WHAT IS BEING ASKED: Give the data a second time, exactly and in full.

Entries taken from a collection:
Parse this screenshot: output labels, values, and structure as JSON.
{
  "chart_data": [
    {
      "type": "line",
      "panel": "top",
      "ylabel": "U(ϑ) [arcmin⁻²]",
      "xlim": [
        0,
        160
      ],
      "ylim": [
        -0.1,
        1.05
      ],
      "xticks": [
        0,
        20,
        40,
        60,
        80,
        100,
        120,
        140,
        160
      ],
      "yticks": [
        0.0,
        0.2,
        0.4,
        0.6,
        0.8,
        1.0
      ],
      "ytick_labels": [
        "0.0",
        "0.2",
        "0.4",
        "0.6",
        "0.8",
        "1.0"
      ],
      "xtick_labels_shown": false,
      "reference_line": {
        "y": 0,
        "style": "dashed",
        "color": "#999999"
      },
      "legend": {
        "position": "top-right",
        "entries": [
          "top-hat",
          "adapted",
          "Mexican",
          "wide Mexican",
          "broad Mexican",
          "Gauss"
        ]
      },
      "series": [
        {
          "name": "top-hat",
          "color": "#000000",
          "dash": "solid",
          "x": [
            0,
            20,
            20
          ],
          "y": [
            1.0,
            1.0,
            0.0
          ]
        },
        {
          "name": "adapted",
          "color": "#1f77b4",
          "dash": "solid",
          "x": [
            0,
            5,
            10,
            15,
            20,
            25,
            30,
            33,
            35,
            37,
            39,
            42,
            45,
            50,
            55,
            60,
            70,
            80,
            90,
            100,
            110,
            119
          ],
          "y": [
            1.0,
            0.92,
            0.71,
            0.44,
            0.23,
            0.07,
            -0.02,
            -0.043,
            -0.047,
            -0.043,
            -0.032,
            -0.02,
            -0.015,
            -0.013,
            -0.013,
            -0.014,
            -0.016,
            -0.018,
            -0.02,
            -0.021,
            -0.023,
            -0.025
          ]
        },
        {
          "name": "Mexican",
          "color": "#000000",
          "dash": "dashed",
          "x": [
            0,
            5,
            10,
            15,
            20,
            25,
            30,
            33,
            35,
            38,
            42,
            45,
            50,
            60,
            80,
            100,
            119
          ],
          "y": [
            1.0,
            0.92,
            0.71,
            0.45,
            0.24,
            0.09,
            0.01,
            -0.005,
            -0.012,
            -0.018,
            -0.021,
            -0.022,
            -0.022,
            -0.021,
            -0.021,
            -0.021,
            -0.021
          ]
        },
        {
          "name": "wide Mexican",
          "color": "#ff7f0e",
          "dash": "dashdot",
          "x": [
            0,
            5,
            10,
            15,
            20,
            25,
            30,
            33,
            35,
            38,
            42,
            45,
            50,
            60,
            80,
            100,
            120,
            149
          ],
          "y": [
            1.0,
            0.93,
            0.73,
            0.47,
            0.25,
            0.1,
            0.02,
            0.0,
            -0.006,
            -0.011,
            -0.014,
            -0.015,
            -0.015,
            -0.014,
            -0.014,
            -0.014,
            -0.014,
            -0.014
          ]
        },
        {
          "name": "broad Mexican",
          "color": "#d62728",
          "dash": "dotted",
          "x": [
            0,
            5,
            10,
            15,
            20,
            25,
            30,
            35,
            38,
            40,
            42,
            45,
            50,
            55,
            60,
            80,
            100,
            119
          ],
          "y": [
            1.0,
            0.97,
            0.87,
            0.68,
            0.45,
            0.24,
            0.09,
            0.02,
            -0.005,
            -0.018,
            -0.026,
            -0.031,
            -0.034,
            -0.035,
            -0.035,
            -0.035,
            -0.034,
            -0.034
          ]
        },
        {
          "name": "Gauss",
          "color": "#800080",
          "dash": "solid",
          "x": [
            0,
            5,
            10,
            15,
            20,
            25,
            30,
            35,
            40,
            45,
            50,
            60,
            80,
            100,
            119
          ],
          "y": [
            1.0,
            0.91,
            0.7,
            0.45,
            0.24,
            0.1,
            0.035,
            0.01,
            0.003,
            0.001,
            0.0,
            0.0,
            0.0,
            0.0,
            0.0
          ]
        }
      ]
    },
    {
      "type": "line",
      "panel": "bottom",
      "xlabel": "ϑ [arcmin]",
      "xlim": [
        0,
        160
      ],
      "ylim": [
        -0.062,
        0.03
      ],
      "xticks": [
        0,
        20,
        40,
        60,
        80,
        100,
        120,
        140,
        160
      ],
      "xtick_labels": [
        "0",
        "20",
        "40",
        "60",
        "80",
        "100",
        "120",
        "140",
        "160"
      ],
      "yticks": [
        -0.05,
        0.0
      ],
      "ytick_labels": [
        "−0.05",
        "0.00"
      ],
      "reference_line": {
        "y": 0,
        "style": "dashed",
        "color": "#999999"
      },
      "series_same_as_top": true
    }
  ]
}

EXPECTED ANSWER:
Parse this screenshot: output labels, values, and structure as JSON.
{
  "chart_data": [
    {
      "type": "line",
      "panel": "top",
      "ylabel": "U(ϑ) [arcmin⁻²]",
      "xlim": [
        0,
        160
      ],
      "ylim": [
        -0.1,
        1.05
      ],
      "xticks": [
        0,
        20,
        40,
        60,
        80,
        100,
        120,
        140,
        160
      ],
      "yticks": [
        0.0,
        0.2,
        0.4,
        0.6,
        0.8,
        1.0
      ],
      "ytick_labels": [
        "0.0",
        "0.2",
        "0.4",
        "0.6",
        "0.8",
        "1.0"
      ],
      "xtick_labels_shown": false,
      "reference_line": {
        "y": 0,
        "style": "dashed",
        "color": "#999999"
      },
      "legend": {
        "position": "top-right",
        "entries": [
          "top-hat",
          "adapted",
          "Mexican",
          "wide Mexican",
          "broad Mexican",
          "Gauss"
        ]
      },
      "series": [
        {
          "name": "top-hat",
          "color": "#000000",
          "dash": "solid",
          "x": [
            0,
            20,
            20
          ],
          "y": [
            1.0,
            1.0,
            0.0
          ]
        },
        {
          "name": "adapted",
          "color": "#1f77b4",
          "dash": "solid",
          "x": [
            0,
            5,
            10,
            15,
            20,
            25,
            30,
            33,
            35,
            37,
            39,
            42,
            45,
            50,
            55,
            60,
            70,
            80,
            90,
            100,
            110,
            119
          ],
          "y": [
            1.0,
            0.92,
            0.71,
            0.44,
            0.23,
            0.07,
            -0.02,
            -0.043,
            -0.047,
            -0.043,
            -0.032,
            -0.02,
            -0.015,
            -0.013,
            -0.013,
            -0.014,
            -0.016,
            -0.018,
            -0.02,
            -0.021,
            -0.023,
            -0.025
          ]
        },
        {
          "name": "Mexican",
          "color": "#000000",
          "dash": "dashed",
          "x": [
            0,
            5,
            10,
            15,
            20,
            25,
            30,
            33,
            35,
            38,
            42,
            45,
            50,
            60,
            80,
            100,
            119
          ],
          "y": [
            1.0,
            0.92,
            0.71,
            0.45,
            0.24,
            0.09,
            0.01,
            -0.005,
            -0.012,
            -0.018,
            -0.021,
            -0.022,
            -0.022,
            -0.021,
            -0.021,
            -0.021,
            -0.021
          ]
        },
        {
          "name": "wide Mexican",
          "color": "#ff7f0e",
          "dash": "dashdot",
          "x": [
            0,
            5,
            10,
            15,
            20,
            25,
            30,
            33,
            35,
            38,
            42,
            45,
            50,
            60,
            80,
            100,
            120,
            149
          ],
          "y": [
            1.0,
            0.93,
            0.73,
            0.47,
            0.25,
            0.1,
            0.02,
            0.0,
            -0.006,
            -0.011,
            -0.014,
            -0.015,
            -0.015,
            -0.014,
            -0.014,
            -0.014,
            -0.014,
            -0.014
          ]
        },
        {
          "name": "broad Mexican",
          "color": "#d62728",
          "dash": "dotted",
          "x": [
            0,
            5,
            10,
            15,
            20,
            25,
            30,
            35,
            38,
            40,
            42,
            45,
            50,
            55,
            60,
            80,
            100,
            119
          ],
          "y": [
            1.0,
            0.97,
            0.87,
            0.68,
            0.45,
            0.24,
            0.09,
            0.02,
            -0.005,
            -0.018,
            -0.026,
            -0.031,
            -0.034,
            -0.035,
            -0.035,
            -0.035,
            -0.034,
            -0.034
          ]
        },
        {
          "name": "Gauss",
          "color": "#800080",
          "dash": "solid",
          "x": [
            0,
            5,
            10,
            15,
            20,
            25,
            30,
            35,
            40,
            45,
            50,
            60,
            80,
            100,
            119
          ],
          "y": [
            1.0,
            0.91,
            0.7,
            0.45,
            0.24,
            0.1,
            0.035,
            0.01,
            0.003,
            0.001,
            0.0,
            0.0,
            0.0,
            0.0,
            0.0
          ]
        }
      ]
    },
    {
      "type": "line",
      "panel": "bottom",
      "xlabel": "ϑ [arcmin]",
      "xlim": [
        0,
        160
      ],
      "ylim": [
        -0.062,
        0.03
      ],
      "xticks": [
        0,
        20,
        40,
        60,
        80,
        100,
        120,
        140,
        160
      ],
      "xtick_labels": [
        "0",
        "20",
        "40",
        "60",
        "80",
        "100",
        "120",
        "140",
        "160"
      ],
      "yticks": [
        -0.05,
        0.0
      ],
      "ytick_labels": [
        "−0.05",
        "0.00"
      ],
      "reference_line": {
        "y": 0,
        "style": "dashed",
        "color": "#999999"
      },
      "series_same_as_top": true
    }
  ]
}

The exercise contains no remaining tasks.